Exercise directions: Your answer is a single number: the count of lines that contain the string "Touch".

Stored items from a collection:

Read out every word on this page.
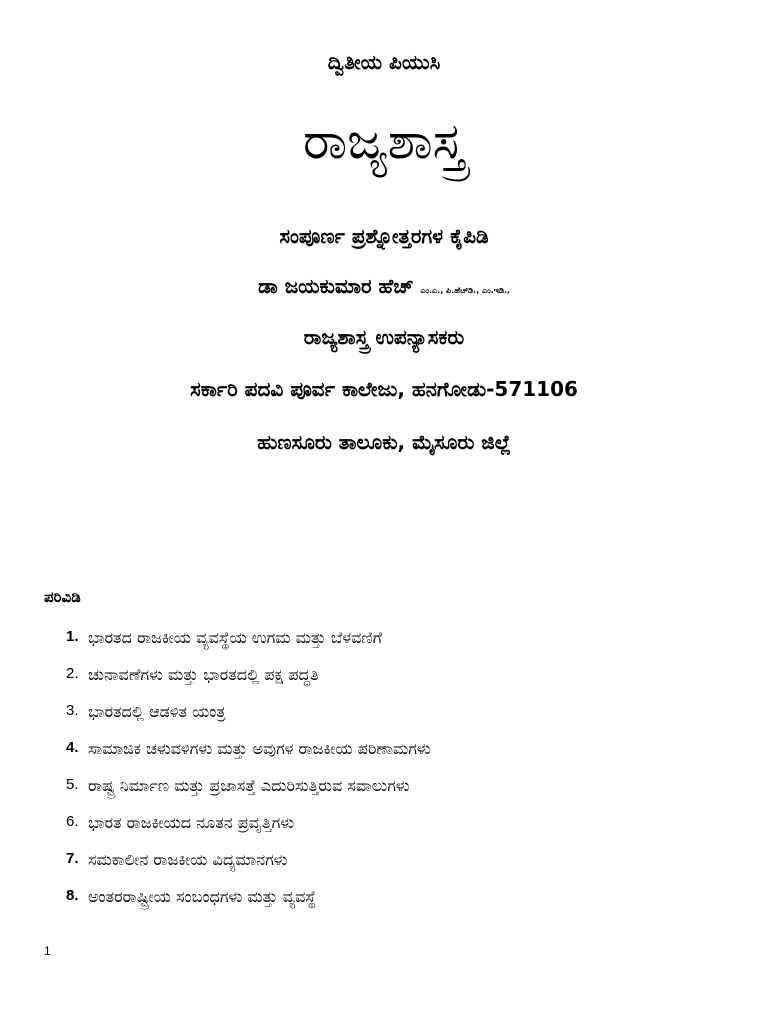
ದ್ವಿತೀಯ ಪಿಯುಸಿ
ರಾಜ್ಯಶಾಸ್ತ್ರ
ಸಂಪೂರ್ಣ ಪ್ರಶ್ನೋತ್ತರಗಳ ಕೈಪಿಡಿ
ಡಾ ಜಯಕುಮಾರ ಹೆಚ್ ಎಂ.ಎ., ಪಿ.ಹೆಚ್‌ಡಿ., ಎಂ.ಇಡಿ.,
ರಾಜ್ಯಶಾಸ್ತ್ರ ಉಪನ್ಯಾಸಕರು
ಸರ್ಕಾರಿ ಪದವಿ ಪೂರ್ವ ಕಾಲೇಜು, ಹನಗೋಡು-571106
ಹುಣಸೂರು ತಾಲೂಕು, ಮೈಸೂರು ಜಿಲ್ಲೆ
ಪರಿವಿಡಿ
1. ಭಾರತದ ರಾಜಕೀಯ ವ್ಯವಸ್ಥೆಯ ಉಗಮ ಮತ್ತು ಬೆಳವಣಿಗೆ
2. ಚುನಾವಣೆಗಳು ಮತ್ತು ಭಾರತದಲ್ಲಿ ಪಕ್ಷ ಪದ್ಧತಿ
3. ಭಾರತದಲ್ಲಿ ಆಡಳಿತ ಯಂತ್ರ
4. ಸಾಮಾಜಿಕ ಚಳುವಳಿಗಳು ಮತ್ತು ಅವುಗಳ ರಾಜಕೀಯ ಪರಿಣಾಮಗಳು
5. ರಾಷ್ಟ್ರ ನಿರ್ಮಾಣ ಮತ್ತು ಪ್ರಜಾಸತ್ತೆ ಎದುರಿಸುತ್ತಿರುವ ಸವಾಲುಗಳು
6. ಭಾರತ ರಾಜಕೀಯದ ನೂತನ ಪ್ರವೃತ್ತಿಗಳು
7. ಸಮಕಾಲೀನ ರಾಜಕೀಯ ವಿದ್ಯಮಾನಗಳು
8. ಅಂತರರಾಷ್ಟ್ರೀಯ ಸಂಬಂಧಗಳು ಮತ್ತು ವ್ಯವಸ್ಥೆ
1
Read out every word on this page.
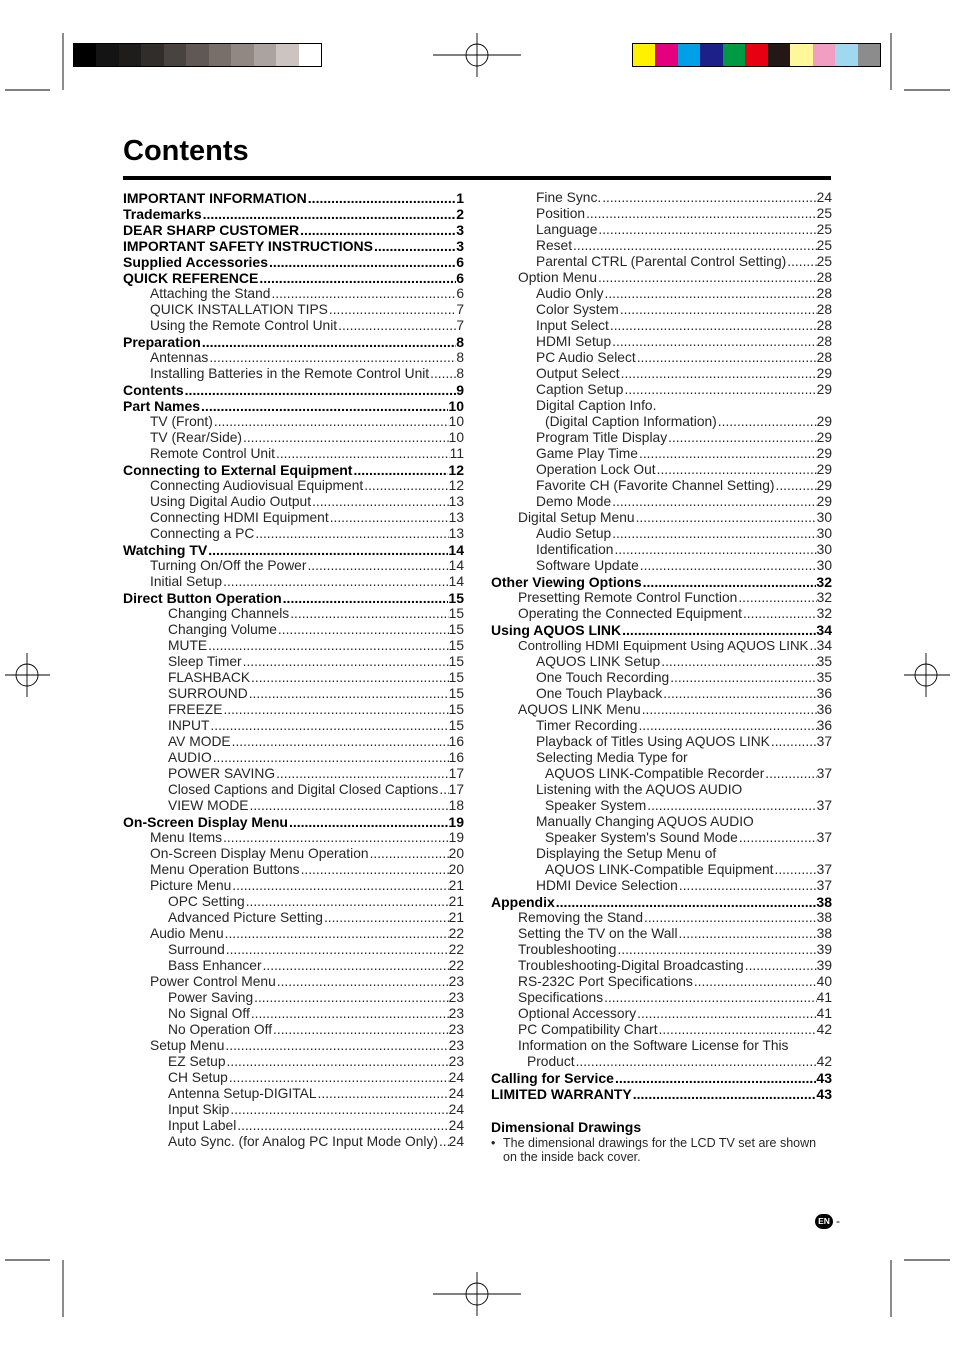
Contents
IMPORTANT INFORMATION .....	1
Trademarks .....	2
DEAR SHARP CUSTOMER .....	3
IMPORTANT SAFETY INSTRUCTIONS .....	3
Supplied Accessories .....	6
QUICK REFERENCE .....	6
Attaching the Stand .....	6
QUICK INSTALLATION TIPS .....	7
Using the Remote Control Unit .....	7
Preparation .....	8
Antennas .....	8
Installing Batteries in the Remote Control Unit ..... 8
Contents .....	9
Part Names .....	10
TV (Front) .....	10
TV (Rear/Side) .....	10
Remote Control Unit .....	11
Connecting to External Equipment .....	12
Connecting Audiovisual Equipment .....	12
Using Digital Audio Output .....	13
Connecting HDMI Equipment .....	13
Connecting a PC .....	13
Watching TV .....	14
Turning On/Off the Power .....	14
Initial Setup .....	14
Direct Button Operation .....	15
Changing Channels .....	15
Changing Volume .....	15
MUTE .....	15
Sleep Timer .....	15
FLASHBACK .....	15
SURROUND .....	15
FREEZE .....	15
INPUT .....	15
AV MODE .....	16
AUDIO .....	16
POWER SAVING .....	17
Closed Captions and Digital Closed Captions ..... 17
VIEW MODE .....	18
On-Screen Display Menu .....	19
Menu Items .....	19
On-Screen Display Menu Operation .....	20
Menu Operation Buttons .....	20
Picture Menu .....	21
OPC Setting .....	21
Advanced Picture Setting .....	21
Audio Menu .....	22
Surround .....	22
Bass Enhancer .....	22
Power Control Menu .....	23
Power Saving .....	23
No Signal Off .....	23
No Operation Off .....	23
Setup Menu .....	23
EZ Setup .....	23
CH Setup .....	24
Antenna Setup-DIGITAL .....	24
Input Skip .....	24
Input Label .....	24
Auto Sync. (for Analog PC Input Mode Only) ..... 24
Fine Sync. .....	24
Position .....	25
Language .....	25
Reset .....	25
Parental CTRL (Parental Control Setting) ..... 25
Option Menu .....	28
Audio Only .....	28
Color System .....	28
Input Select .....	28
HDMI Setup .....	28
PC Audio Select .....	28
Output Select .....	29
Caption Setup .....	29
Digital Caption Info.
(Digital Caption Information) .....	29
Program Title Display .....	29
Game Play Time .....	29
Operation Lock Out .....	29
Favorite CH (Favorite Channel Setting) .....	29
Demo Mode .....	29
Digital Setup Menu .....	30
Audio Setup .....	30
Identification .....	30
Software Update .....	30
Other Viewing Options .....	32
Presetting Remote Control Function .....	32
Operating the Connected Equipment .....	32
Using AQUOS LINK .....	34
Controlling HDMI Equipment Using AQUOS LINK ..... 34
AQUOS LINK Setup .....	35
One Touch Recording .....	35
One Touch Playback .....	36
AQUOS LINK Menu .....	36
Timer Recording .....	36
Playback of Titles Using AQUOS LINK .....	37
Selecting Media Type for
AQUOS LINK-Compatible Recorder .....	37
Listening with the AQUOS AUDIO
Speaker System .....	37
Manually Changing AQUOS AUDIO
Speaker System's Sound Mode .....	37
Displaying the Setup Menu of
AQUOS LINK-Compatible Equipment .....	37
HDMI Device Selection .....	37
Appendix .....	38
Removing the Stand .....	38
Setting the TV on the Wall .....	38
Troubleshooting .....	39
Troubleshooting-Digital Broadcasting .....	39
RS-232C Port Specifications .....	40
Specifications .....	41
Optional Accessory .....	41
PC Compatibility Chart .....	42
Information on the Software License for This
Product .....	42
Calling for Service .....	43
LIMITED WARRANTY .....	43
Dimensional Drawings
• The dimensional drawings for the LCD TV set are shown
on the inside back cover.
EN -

Final answer: 2